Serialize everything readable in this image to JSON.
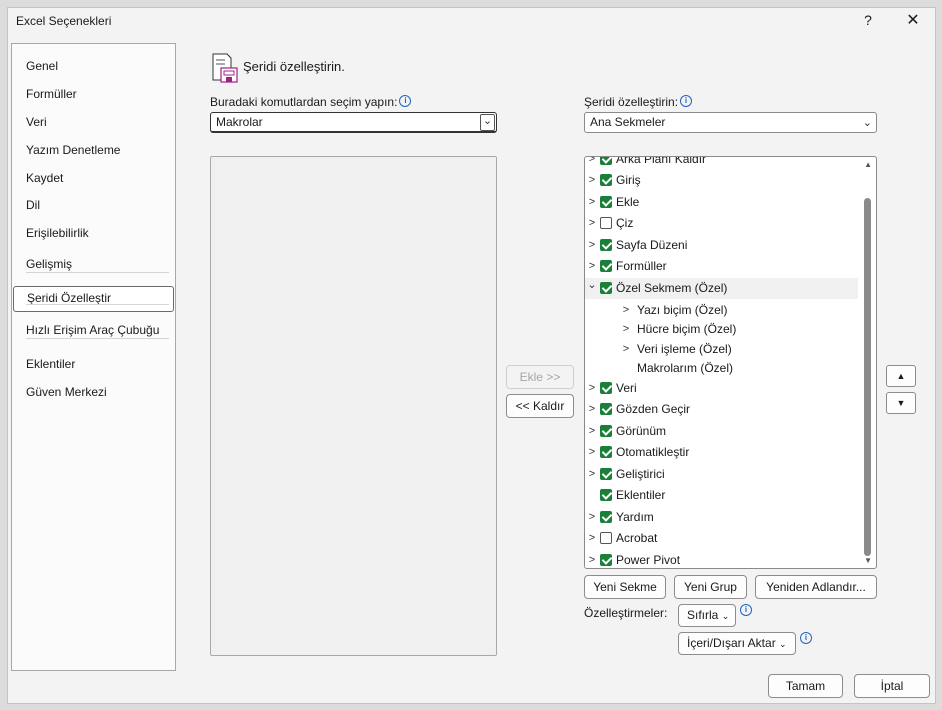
{
  "window": {
    "title": "Excel Seçenekleri",
    "help": "?",
    "close": "✕"
  },
  "nav": {
    "items": [
      {
        "label": "Genel"
      },
      {
        "label": "Formüller"
      },
      {
        "label": "Veri"
      },
      {
        "label": "Yazım Denetleme"
      },
      {
        "label": "Kaydet"
      },
      {
        "label": "Dil"
      },
      {
        "label": "Erişilebilirlik"
      },
      {
        "label": "Gelişmiş"
      },
      {
        "label": "Şeridi Özelleştir",
        "selected": true
      },
      {
        "label": "Hızlı Erişim Araç Çubuğu"
      },
      {
        "label": "Eklentiler"
      },
      {
        "label": "Güven Merkezi"
      }
    ]
  },
  "main": {
    "header": "Şeridi özelleştirin.",
    "commands_label": "Buradaki komutlardan seçim yapın:",
    "commands_value": "Makrolar",
    "ribbon_label": "Şeridi özelleştirin:",
    "ribbon_value": "Ana Sekmeler",
    "add_button": "Ekle >>",
    "remove_button": "<< Kaldır",
    "tree": [
      {
        "label": "Arka Planı Kaldır",
        "checked": true,
        "chevron": ">",
        "level": 0,
        "cut": true
      },
      {
        "label": "Giriş",
        "checked": true,
        "chevron": ">",
        "level": 0
      },
      {
        "label": "Ekle",
        "checked": true,
        "chevron": ">",
        "level": 0
      },
      {
        "label": "Çiz",
        "checked": false,
        "chevron": ">",
        "level": 0
      },
      {
        "label": "Sayfa Düzeni",
        "checked": true,
        "chevron": ">",
        "level": 0
      },
      {
        "label": "Formüller",
        "checked": true,
        "chevron": ">",
        "level": 0
      },
      {
        "label": "Özel Sekmem (Özel)",
        "checked": true,
        "chevron": "⌄",
        "level": 0,
        "highlight": true
      },
      {
        "label": "Yazı biçim (Özel)",
        "chevron": ">",
        "level": 1
      },
      {
        "label": "Hücre biçim (Özel)",
        "chevron": ">",
        "level": 1
      },
      {
        "label": "Veri işleme (Özel)",
        "chevron": ">",
        "level": 1
      },
      {
        "label": "Makrolarım (Özel)",
        "chevron": "",
        "level": 1
      },
      {
        "label": "Veri",
        "checked": true,
        "chevron": ">",
        "level": 0
      },
      {
        "label": "Gözden Geçir",
        "checked": true,
        "chevron": ">",
        "level": 0
      },
      {
        "label": "Görünüm",
        "checked": true,
        "chevron": ">",
        "level": 0
      },
      {
        "label": "Otomatikleştir",
        "checked": true,
        "chevron": ">",
        "level": 0
      },
      {
        "label": "Geliştirici",
        "checked": true,
        "chevron": ">",
        "level": 0
      },
      {
        "label": "Eklentiler",
        "checked": true,
        "chevron": "",
        "level": 0
      },
      {
        "label": "Yardım",
        "checked": true,
        "chevron": ">",
        "level": 0
      },
      {
        "label": "Acrobat",
        "checked": false,
        "chevron": ">",
        "level": 0
      },
      {
        "label": "Power Pivot",
        "checked": true,
        "chevron": ">",
        "level": 0
      }
    ],
    "move_up": "▲",
    "move_down": "▼",
    "new_tab_button": "Yeni Sekme",
    "new_group_button": "Yeni Grup",
    "rename_button": "Yeniden Adlandır...",
    "customizations_label": "Özelleştirmeler:",
    "reset_button": "Sıfırla",
    "import_export_button": "İçeri/Dışarı Aktar"
  },
  "footer": {
    "ok": "Tamam",
    "cancel": "İptal"
  }
}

··········

* **AIM**
Return each line of the listing that holds the string "Veri".

* **TASK OUTPUT**
        "label": "Veri"
        "label": "Veri işleme (Özel)",
        "label": "Veri",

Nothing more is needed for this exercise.